▶ [WRITTEN PROBLEM]:
Leave out the images; return the rest of the data exactly.

Stored entries
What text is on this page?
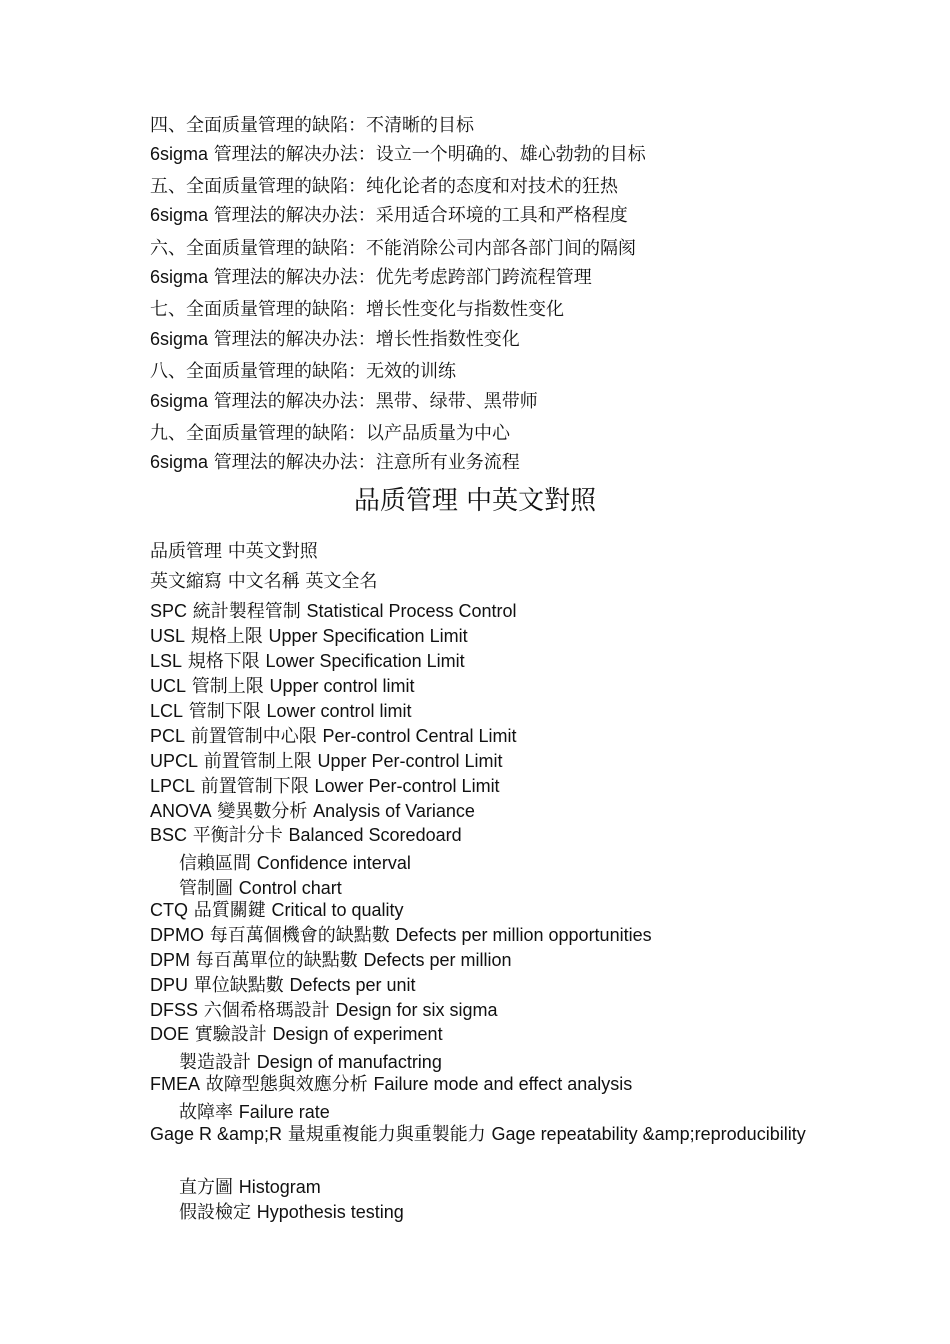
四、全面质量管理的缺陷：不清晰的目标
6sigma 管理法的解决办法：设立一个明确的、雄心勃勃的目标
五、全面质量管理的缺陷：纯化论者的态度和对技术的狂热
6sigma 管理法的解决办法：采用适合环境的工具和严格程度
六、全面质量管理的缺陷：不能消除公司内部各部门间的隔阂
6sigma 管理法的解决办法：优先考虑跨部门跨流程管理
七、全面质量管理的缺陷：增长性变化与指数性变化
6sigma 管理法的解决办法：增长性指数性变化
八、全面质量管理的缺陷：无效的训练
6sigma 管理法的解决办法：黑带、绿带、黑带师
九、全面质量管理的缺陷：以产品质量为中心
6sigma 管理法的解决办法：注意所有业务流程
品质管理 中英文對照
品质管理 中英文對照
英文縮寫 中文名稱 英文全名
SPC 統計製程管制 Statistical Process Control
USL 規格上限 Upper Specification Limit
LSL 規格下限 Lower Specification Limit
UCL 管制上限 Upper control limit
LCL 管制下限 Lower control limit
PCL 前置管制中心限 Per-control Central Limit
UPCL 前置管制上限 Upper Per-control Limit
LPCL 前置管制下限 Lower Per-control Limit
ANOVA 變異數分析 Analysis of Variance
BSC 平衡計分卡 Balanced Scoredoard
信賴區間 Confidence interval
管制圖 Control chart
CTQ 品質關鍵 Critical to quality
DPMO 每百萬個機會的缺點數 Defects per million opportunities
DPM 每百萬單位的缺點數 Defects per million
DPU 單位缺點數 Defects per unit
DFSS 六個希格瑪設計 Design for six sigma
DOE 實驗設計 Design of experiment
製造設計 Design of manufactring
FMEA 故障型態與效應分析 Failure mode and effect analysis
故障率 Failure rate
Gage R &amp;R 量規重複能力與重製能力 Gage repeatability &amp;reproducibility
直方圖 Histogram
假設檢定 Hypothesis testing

▶ [SOLUTION FOR THIS EXERCISE]:
What text is on this page?
四、全面质量管理的缺陷：不清晰的目标
6sigma 管理法的解决办法：设立一个明确的、雄心勃勃的目标
五、全面质量管理的缺陷：纯化论者的态度和对技术的狂热
6sigma 管理法的解决办法：采用适合环境的工具和严格程度
六、全面质量管理的缺陷：不能消除公司内部各部门间的隔阂
6sigma 管理法的解决办法：优先考虑跨部门跨流程管理
七、全面质量管理的缺陷：增长性变化与指数性变化
6sigma 管理法的解决办法：增长性指数性变化
八、全面质量管理的缺陷：无效的训练
6sigma 管理法的解决办法：黑带、绿带、黑带师
九、全面质量管理的缺陷：以产品质量为中心
6sigma 管理法的解决办法：注意所有业务流程
品质管理 中英文對照
品质管理 中英文對照
英文縮寫 中文名稱 英文全名
SPC 統計製程管制 Statistical Process Control
USL 規格上限 Upper Specification Limit
LSL 規格下限 Lower Specification Limit
UCL 管制上限 Upper control limit
LCL 管制下限 Lower control limit
PCL 前置管制中心限 Per-control Central Limit
UPCL 前置管制上限 Upper Per-control Limit
LPCL 前置管制下限 Lower Per-control Limit
ANOVA 變異數分析 Analysis of Variance
BSC 平衡計分卡 Balanced Scoredoard
信賴區間 Confidence interval
管制圖 Control chart
CTQ 品質關鍵 Critical to quality
DPMO 每百萬個機會的缺點數 Defects per million opportunities
DPM 每百萬單位的缺點數 Defects per million
DPU 單位缺點數 Defects per unit
DFSS 六個希格瑪設計 Design for six sigma
DOE 實驗設計 Design of experiment
製造設計 Design of manufactring
FMEA 故障型態與效應分析 Failure mode and effect analysis
故障率 Failure rate
Gage R &amp;R 量規重複能力與重製能力 Gage repeatability &amp;reproducibility
直方圖 Histogram
假設檢定 Hypothesis testing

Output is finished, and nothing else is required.